### Data supplied:
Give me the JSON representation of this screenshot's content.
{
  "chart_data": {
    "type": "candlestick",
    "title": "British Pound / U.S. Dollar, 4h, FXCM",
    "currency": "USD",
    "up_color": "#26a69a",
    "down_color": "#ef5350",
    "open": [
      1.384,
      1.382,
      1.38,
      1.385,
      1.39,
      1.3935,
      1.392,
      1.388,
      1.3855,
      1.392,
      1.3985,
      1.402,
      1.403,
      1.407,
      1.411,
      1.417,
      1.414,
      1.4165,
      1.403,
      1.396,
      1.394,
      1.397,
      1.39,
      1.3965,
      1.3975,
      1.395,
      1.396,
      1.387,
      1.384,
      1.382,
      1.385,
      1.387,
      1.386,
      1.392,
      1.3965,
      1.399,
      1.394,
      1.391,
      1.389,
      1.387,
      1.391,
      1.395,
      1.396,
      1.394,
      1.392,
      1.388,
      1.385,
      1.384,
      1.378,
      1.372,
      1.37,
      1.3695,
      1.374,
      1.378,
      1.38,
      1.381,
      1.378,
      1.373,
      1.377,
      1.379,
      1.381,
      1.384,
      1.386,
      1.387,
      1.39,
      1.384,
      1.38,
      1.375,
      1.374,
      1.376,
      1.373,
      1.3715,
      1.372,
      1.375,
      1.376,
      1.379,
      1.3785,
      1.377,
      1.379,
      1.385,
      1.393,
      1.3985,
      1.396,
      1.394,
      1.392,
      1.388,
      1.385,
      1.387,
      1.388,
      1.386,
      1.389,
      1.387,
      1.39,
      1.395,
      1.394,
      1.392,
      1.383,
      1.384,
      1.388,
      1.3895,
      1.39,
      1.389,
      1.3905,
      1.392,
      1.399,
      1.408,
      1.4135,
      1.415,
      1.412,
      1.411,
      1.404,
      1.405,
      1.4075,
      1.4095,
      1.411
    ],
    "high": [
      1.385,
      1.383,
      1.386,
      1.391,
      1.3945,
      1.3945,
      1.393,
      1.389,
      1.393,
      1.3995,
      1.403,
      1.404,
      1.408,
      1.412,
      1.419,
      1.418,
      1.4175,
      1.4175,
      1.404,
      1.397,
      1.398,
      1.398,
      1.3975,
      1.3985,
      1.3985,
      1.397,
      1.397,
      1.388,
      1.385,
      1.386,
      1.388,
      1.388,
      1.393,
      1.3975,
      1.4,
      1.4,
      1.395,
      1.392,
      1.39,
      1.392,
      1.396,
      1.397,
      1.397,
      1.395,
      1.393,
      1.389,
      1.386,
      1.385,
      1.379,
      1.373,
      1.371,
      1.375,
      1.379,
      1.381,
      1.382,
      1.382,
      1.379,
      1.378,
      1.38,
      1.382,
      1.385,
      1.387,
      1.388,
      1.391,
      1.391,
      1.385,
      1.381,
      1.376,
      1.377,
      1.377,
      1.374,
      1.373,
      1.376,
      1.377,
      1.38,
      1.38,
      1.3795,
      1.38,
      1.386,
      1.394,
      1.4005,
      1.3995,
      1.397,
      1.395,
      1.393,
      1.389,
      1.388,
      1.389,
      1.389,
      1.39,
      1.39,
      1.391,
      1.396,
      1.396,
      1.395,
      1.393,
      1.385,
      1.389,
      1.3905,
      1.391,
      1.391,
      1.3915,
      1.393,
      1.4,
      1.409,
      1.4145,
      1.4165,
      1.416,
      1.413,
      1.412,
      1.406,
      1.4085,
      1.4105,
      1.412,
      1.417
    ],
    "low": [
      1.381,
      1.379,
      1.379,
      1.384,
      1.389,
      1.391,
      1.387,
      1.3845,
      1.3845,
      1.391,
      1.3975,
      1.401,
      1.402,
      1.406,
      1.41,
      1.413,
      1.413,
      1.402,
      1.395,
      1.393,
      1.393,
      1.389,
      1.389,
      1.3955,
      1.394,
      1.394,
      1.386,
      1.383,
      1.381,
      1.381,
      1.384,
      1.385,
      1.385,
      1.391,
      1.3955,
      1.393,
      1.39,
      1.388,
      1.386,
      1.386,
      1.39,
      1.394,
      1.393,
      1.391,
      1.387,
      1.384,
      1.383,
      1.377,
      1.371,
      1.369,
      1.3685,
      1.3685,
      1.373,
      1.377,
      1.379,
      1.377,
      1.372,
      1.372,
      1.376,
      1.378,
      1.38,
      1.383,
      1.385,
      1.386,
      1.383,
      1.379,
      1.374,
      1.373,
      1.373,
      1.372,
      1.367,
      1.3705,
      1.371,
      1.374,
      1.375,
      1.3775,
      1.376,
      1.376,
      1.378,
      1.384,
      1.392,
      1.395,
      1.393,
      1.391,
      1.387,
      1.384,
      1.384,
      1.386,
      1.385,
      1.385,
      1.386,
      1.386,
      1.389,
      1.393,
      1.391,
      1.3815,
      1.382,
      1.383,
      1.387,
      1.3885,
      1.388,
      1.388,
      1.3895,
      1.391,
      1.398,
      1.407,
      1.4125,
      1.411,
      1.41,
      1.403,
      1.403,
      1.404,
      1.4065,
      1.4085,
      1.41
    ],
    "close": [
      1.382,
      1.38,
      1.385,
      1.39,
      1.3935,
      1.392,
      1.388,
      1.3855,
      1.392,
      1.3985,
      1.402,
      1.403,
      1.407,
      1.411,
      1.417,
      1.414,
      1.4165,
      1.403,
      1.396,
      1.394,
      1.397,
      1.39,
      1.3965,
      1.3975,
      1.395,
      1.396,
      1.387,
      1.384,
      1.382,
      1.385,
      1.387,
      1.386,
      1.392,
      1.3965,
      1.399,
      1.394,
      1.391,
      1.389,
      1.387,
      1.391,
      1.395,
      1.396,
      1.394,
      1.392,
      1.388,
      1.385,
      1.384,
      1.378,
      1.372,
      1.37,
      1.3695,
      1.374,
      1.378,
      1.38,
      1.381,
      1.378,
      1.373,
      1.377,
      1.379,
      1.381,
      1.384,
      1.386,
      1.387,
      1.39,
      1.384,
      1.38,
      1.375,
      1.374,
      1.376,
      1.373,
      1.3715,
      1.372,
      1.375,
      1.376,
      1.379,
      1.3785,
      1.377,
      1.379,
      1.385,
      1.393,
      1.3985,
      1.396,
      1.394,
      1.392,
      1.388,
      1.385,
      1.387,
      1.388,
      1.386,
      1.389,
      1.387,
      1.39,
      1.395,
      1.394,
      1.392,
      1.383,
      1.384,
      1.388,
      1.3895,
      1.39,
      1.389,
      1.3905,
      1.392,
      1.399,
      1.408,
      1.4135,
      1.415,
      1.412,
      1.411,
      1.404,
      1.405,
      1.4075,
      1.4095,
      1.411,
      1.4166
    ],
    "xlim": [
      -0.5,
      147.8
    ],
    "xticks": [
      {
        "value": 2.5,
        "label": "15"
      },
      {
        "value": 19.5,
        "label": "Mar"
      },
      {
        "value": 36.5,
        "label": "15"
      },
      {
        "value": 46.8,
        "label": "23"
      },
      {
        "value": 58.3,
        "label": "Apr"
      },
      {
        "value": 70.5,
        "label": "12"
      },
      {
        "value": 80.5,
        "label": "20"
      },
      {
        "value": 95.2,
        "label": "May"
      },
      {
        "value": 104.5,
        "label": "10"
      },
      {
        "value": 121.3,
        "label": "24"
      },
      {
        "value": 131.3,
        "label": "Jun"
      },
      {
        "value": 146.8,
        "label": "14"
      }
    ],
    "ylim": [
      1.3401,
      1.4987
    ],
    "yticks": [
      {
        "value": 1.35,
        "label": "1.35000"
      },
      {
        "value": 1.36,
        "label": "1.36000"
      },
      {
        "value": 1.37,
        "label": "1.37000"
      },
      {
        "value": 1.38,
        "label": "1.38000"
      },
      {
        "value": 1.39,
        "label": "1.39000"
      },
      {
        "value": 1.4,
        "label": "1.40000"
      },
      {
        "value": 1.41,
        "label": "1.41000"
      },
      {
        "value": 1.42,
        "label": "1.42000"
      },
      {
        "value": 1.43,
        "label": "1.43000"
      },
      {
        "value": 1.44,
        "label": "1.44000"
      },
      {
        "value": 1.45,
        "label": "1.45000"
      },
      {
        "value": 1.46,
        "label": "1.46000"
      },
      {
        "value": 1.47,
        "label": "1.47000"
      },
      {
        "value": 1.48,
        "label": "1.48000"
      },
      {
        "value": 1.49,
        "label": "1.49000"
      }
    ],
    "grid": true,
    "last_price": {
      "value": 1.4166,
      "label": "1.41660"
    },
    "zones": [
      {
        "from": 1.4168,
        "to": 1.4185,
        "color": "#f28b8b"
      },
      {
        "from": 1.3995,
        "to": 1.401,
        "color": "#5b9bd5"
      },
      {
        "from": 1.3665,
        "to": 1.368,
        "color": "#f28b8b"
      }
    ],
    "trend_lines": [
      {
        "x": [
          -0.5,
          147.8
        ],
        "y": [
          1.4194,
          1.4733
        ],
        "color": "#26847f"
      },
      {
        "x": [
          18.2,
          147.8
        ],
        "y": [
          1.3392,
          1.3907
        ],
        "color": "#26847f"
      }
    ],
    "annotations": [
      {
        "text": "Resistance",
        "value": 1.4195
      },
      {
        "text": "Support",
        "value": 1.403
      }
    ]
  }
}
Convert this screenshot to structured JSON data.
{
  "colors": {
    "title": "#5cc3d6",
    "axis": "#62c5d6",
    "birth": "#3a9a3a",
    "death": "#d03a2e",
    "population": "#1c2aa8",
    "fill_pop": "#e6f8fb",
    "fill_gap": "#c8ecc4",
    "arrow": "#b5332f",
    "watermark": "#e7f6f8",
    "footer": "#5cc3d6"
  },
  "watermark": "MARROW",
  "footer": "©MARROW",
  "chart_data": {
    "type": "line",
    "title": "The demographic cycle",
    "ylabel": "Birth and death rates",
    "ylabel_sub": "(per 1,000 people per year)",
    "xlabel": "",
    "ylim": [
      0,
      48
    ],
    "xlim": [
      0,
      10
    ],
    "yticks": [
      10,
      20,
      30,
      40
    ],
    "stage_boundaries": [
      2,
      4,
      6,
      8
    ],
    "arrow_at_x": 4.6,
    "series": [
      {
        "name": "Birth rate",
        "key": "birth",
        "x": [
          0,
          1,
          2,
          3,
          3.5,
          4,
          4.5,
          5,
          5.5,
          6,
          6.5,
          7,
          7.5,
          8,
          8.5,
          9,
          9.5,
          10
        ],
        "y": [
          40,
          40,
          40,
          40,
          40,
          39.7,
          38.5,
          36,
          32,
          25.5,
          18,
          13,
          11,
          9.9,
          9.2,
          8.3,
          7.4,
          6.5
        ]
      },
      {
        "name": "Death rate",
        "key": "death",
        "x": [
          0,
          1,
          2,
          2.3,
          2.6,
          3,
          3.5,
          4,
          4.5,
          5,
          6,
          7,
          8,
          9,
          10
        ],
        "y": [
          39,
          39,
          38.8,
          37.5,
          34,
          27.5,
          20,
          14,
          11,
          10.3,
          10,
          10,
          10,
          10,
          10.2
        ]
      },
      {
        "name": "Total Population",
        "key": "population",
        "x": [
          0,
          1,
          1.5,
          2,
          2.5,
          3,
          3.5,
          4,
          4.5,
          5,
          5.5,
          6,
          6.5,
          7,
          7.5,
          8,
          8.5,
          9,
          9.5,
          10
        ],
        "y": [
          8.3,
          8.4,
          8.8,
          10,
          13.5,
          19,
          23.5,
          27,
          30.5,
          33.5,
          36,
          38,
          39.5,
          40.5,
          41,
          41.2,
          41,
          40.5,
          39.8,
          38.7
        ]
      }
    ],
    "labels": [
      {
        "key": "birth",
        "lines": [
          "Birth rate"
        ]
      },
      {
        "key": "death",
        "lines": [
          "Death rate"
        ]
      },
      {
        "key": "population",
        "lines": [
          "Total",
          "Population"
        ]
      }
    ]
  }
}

### Problem to solve:
Pull out all lines from the entries above that include the word "screenshot".

### Task output:
Give me the JSON representation of this screenshot's content.
Convert this screenshot to structured JSON data.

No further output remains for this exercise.